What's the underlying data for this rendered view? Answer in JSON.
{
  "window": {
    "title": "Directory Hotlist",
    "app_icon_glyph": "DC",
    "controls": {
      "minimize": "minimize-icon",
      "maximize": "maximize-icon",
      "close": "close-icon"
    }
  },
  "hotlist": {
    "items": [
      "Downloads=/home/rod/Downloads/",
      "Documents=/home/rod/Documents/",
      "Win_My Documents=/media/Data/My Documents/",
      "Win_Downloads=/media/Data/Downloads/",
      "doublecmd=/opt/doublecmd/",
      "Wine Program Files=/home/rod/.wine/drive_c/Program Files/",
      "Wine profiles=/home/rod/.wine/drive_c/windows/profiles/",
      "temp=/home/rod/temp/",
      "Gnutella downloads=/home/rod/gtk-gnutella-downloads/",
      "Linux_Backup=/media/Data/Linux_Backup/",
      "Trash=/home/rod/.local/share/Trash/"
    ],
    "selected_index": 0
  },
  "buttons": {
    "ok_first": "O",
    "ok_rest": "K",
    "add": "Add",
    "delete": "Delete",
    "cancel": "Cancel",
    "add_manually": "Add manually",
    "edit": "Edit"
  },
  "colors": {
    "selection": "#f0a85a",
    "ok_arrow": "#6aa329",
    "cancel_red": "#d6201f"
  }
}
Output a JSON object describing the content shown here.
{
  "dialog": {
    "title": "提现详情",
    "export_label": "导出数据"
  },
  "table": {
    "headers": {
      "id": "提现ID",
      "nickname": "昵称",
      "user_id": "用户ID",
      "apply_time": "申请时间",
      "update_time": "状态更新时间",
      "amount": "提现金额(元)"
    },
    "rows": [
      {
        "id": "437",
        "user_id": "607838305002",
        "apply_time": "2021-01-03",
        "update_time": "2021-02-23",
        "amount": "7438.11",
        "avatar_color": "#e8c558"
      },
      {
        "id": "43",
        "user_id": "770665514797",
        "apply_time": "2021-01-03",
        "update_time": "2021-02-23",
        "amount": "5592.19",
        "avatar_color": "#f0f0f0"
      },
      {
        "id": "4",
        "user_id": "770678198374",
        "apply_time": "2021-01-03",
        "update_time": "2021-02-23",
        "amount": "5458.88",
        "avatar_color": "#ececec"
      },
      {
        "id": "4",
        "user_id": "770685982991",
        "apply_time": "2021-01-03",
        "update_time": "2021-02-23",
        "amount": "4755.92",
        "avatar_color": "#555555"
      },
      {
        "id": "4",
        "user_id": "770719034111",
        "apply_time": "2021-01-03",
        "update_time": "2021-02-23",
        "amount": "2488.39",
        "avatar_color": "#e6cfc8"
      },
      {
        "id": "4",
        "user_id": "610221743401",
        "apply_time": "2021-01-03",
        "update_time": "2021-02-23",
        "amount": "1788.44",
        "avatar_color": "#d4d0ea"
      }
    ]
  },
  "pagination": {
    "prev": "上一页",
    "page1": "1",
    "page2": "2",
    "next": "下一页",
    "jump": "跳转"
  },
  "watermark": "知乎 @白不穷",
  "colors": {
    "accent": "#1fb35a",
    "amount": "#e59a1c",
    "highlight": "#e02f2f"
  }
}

## Job
Write out the material from the first line to the last, exactly.

## Task output
What's the underlying data for this rendered view? Answer in JSON.
{
  "window": {
    "title": "Directory Hotlist",
    "app_icon_glyph": "DC",
    "controls": {
      "minimize": "minimize-icon",
      "maximize": "maximize-icon",
      "close": "close-icon"
    }
  },
  "hotlist": {
    "items": [
      "Downloads=/home/rod/Downloads/",
      "Documents=/home/rod/Documents/",
      "Win_My Documents=/media/Data/My Documents/",
      "Win_Downloads=/media/Data/Downloads/",
      "doublecmd=/opt/doublecmd/",
      "Wine Program Files=/home/rod/.wine/drive_c/Program Files/",
      "Wine profiles=/home/rod/.wine/drive_c/windows/profiles/",
      "temp=/home/rod/temp/",
      "Gnutella downloads=/home/rod/gtk-gnutella-downloads/",
      "Linux_Backup=/media/Data/Linux_Backup/",
      "Trash=/home/rod/.local/share/Trash/"
    ],
    "selected_index": 0
  },
  "buttons": {
    "ok_first": "O",
    "ok_rest": "K",
    "add": "Add",
    "delete": "Delete",
    "cancel": "Cancel",
    "add_manually": "Add manually",
    "edit": "Edit"
  },
  "colors": {
    "selection": "#f0a85a",
    "ok_arrow": "#6aa329",
    "cancel_red": "#d6201f"
  }
}
Output a JSON object describing the content shown here.
{
  "dialog": {
    "title": "提现详情",
    "export_label": "导出数据"
  },
  "table": {
    "headers": {
      "id": "提现ID",
      "nickname": "昵称",
      "user_id": "用户ID",
      "apply_time": "申请时间",
      "update_time": "状态更新时间",
      "amount": "提现金额(元)"
    },
    "rows": [
      {
        "id": "437",
        "user_id": "607838305002",
        "apply_time": "2021-01-03",
        "update_time": "2021-02-23",
        "amount": "7438.11",
        "avatar_color": "#e8c558"
      },
      {
        "id": "43",
        "user_id": "770665514797",
        "apply_time": "2021-01-03",
        "update_time": "2021-02-23",
        "amount": "5592.19",
        "avatar_color": "#f0f0f0"
      },
      {
        "id": "4",
        "user_id": "770678198374",
        "apply_time": "2021-01-03",
        "update_time": "2021-02-23",
        "amount": "5458.88",
        "avatar_color": "#ececec"
      },
      {
        "id": "4",
        "user_id": "770685982991",
        "apply_time": "2021-01-03",
        "update_time": "2021-02-23",
        "amount": "4755.92",
        "avatar_color": "#555555"
      },
      {
        "id": "4",
        "user_id": "770719034111",
        "apply_time": "2021-01-03",
        "update_time": "2021-02-23",
        "amount": "2488.39",
        "avatar_color": "#e6cfc8"
      },
      {
        "id": "4",
        "user_id": "610221743401",
        "apply_time": "2021-01-03",
        "update_time": "2021-02-23",
        "amount": "1788.44",
        "avatar_color": "#d4d0ea"
      }
    ]
  },
  "pagination": {
    "prev": "上一页",
    "page1": "1",
    "page2": "2",
    "next": "下一页",
    "jump": "跳转"
  },
  "watermark": "知乎 @白不穷",
  "colors": {
    "accent": "#1fb35a",
    "amount": "#e59a1c",
    "highlight": "#e02f2f"
  }
}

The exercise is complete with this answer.